» What is required: Skip the images. Copy the records exactly as written.

» Extracted entries:
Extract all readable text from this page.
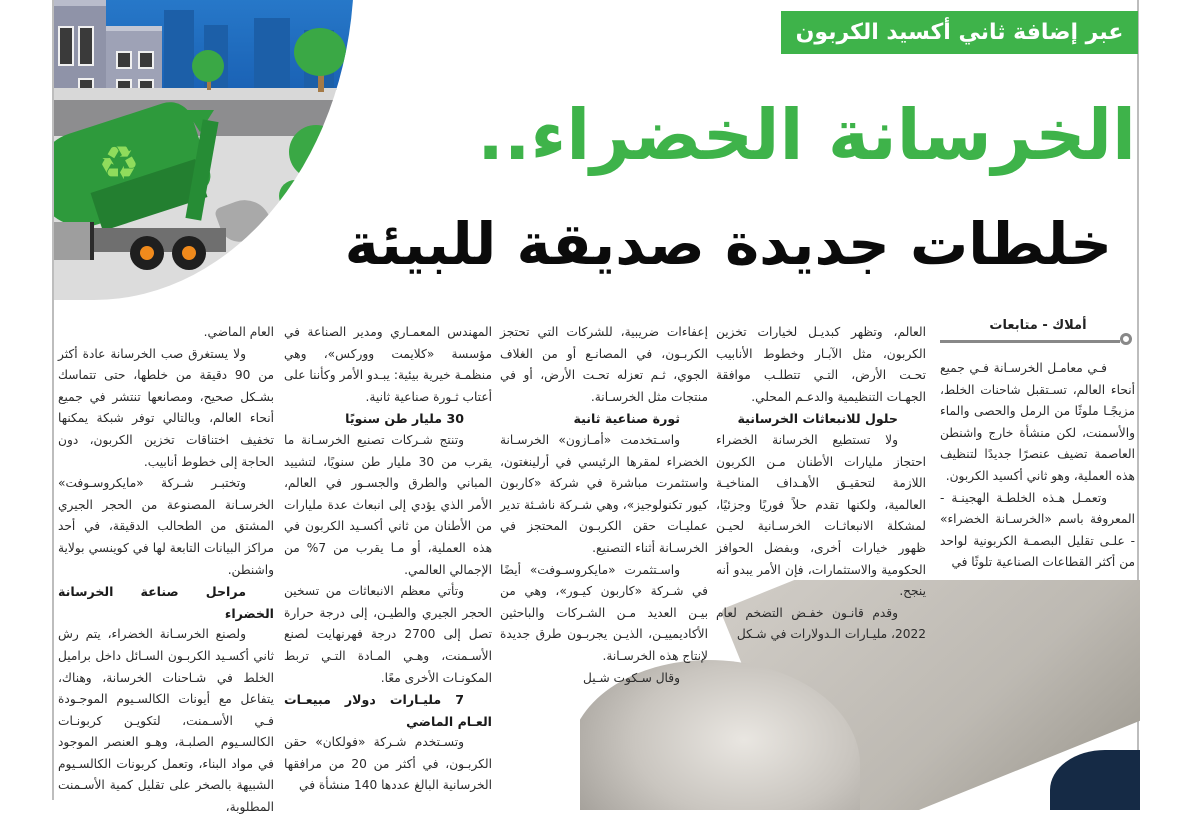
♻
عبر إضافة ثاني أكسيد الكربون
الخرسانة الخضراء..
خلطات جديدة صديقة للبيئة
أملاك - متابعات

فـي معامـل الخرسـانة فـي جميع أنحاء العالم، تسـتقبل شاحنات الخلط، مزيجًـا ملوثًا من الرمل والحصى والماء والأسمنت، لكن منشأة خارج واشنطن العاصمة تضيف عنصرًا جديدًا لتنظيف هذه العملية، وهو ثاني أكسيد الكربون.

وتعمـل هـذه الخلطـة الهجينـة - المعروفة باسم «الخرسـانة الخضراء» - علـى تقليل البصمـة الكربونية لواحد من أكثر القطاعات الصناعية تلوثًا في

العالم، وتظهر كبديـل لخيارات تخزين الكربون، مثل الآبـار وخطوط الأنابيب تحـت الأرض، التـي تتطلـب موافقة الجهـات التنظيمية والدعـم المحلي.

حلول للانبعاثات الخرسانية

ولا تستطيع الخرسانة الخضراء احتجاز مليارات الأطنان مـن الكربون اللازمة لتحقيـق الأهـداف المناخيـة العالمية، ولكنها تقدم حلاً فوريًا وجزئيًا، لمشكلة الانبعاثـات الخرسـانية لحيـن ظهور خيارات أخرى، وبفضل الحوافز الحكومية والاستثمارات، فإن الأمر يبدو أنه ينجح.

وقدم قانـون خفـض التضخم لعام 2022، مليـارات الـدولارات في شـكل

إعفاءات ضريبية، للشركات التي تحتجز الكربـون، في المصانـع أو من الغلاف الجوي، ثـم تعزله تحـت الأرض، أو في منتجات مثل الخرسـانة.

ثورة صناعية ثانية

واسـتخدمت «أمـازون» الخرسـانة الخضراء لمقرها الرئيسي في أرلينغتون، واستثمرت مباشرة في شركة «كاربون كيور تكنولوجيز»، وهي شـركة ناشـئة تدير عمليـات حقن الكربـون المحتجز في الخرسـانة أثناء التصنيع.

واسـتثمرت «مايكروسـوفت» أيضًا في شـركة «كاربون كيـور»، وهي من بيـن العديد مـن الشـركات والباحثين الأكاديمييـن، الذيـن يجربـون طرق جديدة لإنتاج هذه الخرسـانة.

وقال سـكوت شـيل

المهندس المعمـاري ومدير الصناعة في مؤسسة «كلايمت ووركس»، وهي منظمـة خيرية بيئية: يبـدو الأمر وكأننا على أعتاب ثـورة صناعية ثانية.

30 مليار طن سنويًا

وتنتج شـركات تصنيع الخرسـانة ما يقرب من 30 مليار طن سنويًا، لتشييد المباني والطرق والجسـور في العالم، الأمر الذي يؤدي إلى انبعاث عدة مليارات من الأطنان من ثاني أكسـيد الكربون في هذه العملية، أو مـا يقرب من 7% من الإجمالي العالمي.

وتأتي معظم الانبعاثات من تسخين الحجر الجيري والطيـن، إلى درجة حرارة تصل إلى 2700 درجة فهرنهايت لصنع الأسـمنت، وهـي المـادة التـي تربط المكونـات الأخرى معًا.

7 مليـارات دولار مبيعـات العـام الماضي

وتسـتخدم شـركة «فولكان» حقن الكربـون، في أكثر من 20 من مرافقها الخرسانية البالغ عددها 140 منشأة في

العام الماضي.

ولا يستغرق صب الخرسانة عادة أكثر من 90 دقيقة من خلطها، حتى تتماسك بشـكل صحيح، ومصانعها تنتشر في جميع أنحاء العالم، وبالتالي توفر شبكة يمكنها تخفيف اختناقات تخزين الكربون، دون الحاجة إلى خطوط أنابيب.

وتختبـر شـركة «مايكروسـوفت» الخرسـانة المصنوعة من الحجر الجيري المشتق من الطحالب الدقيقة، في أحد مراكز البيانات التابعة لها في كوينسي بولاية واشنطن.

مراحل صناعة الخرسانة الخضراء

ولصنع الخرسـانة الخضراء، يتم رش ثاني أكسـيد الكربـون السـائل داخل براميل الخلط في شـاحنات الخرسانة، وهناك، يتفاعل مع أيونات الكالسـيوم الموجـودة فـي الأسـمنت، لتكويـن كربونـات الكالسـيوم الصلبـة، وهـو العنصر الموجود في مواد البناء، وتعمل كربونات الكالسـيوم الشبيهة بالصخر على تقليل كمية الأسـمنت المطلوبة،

» Correct response:
Extract all readable text from this page.
♻
عبر إضافة ثاني أكسيد الكربون
الخرسانة الخضراء..
خلطات جديدة صديقة للبيئة
أملاك - متابعات

فـي معامـل الخرسـانة فـي جميع أنحاء العالم، تسـتقبل شاحنات الخلط، مزيجًـا ملوثًا من الرمل والحصى والماء والأسمنت، لكن منشأة خارج واشنطن العاصمة تضيف عنصرًا جديدًا لتنظيف هذه العملية، وهو ثاني أكسيد الكربون.

وتعمـل هـذه الخلطـة الهجينـة - المعروفة باسم «الخرسـانة الخضراء» - علـى تقليل البصمـة الكربونية لواحد من أكثر القطاعات الصناعية تلوثًا في

العالم، وتظهر كبديـل لخيارات تخزين الكربون، مثل الآبـار وخطوط الأنابيب تحـت الأرض، التـي تتطلـب موافقة الجهـات التنظيمية والدعـم المحلي.

حلول للانبعاثات الخرسانية

ولا تستطيع الخرسانة الخضراء احتجاز مليارات الأطنان مـن الكربون اللازمة لتحقيـق الأهـداف المناخيـة العالمية، ولكنها تقدم حلاً فوريًا وجزئيًا، لمشكلة الانبعاثـات الخرسـانية لحيـن ظهور خيارات أخرى، وبفضل الحوافز الحكومية والاستثمارات، فإن الأمر يبدو أنه ينجح.

وقدم قانـون خفـض التضخم لعام 2022، مليـارات الـدولارات في شـكل

إعفاءات ضريبية، للشركات التي تحتجز الكربـون، في المصانـع أو من الغلاف الجوي، ثـم تعزله تحـت الأرض، أو في منتجات مثل الخرسـانة.

ثورة صناعية ثانية

واسـتخدمت «أمـازون» الخرسـانة الخضراء لمقرها الرئيسي في أرلينغتون، واستثمرت مباشرة في شركة «كاربون كيور تكنولوجيز»، وهي شـركة ناشـئة تدير عمليـات حقن الكربـون المحتجز في الخرسـانة أثناء التصنيع.

واسـتثمرت «مايكروسـوفت» أيضًا في شـركة «كاربون كيـور»، وهي من بيـن العديد مـن الشـركات والباحثين الأكاديمييـن، الذيـن يجربـون طرق جديدة لإنتاج هذه الخرسـانة.

وقال سـكوت شـيل

المهندس المعمـاري ومدير الصناعة في مؤسسة «كلايمت ووركس»، وهي منظمـة خيرية بيئية: يبـدو الأمر وكأننا على أعتاب ثـورة صناعية ثانية.

30 مليار طن سنويًا

وتنتج شـركات تصنيع الخرسـانة ما يقرب من 30 مليار طن سنويًا، لتشييد المباني والطرق والجسـور في العالم، الأمر الذي يؤدي إلى انبعاث عدة مليارات من الأطنان من ثاني أكسـيد الكربون في هذه العملية، أو مـا يقرب من 7% من الإجمالي العالمي.

وتأتي معظم الانبعاثات من تسخين الحجر الجيري والطيـن، إلى درجة حرارة تصل إلى 2700 درجة فهرنهايت لصنع الأسـمنت، وهـي المـادة التـي تربط المكونـات الأخرى معًا.

7 مليـارات دولار مبيعـات العـام الماضي

وتسـتخدم شـركة «فولكان» حقن الكربـون، في أكثر من 20 من مرافقها الخرسانية البالغ عددها 140 منشأة في

العام الماضي.

ولا يستغرق صب الخرسانة عادة أكثر من 90 دقيقة من خلطها، حتى تتماسك بشـكل صحيح، ومصانعها تنتشر في جميع أنحاء العالم، وبالتالي توفر شبكة يمكنها تخفيف اختناقات تخزين الكربون، دون الحاجة إلى خطوط أنابيب.

وتختبـر شـركة «مايكروسـوفت» الخرسـانة المصنوعة من الحجر الجيري المشتق من الطحالب الدقيقة، في أحد مراكز البيانات التابعة لها في كوينسي بولاية واشنطن.

مراحل صناعة الخرسانة الخضراء

ولصنع الخرسـانة الخضراء، يتم رش ثاني أكسـيد الكربـون السـائل داخل براميل الخلط في شـاحنات الخرسانة، وهناك، يتفاعل مع أيونات الكالسـيوم الموجـودة فـي الأسـمنت، لتكويـن كربونـات الكالسـيوم الصلبـة، وهـو العنصر الموجود في مواد البناء، وتعمل كربونات الكالسـيوم الشبيهة بالصخر على تقليل كمية الأسـمنت المطلوبة،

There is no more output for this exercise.